[Items from a data source]
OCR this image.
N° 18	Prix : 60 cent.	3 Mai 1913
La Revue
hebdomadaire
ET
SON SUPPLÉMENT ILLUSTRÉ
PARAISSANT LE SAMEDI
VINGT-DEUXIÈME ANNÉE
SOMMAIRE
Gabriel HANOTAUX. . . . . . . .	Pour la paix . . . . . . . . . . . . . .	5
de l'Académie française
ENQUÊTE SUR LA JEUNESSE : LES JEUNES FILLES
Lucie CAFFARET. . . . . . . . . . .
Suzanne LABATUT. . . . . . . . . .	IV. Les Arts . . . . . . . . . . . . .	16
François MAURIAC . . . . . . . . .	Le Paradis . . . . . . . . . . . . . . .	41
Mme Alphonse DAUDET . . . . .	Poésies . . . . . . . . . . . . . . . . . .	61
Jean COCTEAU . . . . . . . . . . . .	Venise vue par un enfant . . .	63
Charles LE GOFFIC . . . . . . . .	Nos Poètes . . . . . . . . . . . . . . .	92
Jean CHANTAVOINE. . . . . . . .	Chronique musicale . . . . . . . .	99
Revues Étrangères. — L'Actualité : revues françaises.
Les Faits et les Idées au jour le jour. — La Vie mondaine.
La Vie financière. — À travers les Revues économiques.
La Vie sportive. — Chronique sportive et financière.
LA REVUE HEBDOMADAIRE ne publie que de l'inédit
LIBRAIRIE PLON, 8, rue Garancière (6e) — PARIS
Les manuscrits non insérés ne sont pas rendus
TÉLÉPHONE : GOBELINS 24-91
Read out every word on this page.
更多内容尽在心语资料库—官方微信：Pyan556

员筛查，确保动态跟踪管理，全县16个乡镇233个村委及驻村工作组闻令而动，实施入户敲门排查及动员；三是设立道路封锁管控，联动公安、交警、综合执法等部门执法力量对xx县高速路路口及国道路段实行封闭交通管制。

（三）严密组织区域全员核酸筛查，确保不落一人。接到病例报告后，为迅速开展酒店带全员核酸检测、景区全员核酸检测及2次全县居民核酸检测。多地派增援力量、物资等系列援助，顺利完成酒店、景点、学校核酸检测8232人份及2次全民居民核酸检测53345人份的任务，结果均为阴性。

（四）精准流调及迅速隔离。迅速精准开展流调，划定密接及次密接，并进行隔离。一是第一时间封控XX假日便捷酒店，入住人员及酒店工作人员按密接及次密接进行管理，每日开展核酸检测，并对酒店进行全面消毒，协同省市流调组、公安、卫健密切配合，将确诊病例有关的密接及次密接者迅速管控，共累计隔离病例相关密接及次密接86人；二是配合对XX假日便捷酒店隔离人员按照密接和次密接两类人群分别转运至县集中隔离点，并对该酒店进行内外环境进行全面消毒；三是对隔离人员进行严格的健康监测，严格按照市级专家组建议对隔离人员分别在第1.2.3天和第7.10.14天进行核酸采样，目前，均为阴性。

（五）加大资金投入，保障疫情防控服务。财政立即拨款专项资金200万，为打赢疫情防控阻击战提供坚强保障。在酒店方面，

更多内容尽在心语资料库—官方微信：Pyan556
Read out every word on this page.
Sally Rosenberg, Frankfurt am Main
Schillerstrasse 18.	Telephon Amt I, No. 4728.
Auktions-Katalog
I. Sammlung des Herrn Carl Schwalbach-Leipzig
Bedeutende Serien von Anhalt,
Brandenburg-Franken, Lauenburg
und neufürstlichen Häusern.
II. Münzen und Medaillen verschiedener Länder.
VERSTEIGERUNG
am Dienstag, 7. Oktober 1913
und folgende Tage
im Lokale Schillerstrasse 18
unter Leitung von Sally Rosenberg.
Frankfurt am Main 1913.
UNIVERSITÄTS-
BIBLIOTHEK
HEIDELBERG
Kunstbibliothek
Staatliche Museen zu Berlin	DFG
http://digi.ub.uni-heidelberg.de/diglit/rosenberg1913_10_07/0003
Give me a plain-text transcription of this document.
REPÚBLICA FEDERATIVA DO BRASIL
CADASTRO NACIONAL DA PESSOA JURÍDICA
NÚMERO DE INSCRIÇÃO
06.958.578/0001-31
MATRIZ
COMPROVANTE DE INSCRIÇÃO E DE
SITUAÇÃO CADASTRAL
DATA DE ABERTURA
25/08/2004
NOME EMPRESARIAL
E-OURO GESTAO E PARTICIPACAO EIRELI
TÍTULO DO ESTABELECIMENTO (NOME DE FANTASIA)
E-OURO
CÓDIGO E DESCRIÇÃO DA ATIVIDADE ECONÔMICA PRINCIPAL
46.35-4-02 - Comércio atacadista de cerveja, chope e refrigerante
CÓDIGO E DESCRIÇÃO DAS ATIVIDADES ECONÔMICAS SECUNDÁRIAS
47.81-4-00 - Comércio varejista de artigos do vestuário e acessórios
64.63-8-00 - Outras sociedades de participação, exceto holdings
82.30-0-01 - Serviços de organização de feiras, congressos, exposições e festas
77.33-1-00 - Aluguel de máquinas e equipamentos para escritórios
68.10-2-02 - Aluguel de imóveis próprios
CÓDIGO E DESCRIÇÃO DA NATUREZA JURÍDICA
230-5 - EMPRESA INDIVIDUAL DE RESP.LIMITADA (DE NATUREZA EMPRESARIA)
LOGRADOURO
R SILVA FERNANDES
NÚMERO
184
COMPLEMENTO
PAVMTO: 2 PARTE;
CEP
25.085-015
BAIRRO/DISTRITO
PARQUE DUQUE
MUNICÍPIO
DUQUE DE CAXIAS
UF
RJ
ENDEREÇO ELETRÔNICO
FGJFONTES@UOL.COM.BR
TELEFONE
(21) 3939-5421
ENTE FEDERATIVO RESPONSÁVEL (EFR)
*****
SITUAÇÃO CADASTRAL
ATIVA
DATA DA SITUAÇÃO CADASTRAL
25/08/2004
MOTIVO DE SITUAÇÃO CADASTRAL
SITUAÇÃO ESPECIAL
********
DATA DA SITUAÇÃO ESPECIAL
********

- _TASK PROMPT_
Out of the material above, gather each line where "Revues" appears.

- _SOLVED EXERCISE_
Revues Étrangères. — L'Actualité : revues françaises.
La Vie financière. — À travers les Revues économiques.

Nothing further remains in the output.